- [Exercise details] Collect from the data below each line with "Modularity".

═══ Input records ═══

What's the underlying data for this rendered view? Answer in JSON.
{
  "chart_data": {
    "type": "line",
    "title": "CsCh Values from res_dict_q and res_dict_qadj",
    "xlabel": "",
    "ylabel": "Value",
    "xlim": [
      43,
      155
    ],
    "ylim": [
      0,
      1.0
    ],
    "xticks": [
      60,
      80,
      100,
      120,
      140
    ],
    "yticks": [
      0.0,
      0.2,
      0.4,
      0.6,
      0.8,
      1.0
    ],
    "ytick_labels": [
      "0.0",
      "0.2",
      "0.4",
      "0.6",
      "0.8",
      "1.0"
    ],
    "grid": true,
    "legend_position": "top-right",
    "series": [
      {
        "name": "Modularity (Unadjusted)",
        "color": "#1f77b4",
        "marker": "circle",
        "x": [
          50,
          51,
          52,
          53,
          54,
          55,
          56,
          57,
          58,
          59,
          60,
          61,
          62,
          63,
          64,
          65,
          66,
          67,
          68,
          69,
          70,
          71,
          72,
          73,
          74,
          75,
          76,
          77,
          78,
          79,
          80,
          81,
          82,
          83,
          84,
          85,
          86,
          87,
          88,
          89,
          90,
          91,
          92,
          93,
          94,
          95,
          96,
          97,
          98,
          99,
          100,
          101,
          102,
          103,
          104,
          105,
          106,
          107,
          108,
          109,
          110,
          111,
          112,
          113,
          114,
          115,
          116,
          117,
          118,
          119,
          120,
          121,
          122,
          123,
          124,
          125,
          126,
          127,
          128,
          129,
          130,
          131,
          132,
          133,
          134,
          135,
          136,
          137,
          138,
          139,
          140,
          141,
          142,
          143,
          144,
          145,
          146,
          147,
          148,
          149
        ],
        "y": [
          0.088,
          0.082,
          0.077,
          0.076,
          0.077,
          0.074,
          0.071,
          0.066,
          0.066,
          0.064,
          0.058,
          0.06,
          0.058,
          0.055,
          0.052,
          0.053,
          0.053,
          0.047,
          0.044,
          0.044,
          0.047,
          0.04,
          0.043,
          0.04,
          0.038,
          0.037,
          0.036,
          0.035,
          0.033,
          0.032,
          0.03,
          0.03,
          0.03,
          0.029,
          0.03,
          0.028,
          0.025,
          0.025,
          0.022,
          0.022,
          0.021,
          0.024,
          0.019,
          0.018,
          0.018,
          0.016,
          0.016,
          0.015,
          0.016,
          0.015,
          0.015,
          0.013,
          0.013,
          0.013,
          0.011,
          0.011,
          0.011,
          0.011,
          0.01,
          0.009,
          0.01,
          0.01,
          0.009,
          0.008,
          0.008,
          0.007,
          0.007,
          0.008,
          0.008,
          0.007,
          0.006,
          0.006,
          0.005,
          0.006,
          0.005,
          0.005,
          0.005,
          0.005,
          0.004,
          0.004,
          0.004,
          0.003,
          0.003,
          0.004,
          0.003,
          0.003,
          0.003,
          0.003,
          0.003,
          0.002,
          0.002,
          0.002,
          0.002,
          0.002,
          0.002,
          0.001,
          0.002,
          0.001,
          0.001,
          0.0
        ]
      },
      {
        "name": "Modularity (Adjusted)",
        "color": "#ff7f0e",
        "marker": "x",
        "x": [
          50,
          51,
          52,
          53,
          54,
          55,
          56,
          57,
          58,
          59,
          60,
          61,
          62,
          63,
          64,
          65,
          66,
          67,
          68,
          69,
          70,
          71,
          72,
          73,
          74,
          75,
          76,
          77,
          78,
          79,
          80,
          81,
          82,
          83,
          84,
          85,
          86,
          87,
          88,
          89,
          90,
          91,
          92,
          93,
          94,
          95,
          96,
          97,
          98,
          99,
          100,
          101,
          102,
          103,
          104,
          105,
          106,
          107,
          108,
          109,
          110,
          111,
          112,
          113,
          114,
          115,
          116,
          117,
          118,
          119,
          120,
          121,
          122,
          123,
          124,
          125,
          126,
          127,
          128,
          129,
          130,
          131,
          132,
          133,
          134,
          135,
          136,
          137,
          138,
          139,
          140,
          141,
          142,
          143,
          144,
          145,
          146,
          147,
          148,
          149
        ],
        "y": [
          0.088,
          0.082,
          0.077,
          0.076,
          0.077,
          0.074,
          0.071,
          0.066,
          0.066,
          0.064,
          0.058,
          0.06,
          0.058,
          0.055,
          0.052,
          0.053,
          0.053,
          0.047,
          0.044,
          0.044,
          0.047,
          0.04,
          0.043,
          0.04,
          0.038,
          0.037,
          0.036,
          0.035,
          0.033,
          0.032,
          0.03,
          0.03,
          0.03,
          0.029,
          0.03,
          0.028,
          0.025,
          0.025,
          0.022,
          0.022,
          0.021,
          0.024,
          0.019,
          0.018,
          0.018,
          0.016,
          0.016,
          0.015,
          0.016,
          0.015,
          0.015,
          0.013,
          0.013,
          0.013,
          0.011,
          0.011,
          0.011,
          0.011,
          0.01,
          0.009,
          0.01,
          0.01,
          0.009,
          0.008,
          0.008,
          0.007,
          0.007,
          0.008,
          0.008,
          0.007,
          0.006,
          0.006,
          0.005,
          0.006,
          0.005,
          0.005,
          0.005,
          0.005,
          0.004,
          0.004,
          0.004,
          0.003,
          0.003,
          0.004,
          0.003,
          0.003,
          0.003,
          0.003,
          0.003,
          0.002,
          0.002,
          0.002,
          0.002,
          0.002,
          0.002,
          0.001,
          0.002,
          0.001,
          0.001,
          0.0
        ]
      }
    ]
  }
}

═══

- [Correct result]
        "name": "Modularity (Unadjusted)",
        "name": "Modularity (Adjusted)",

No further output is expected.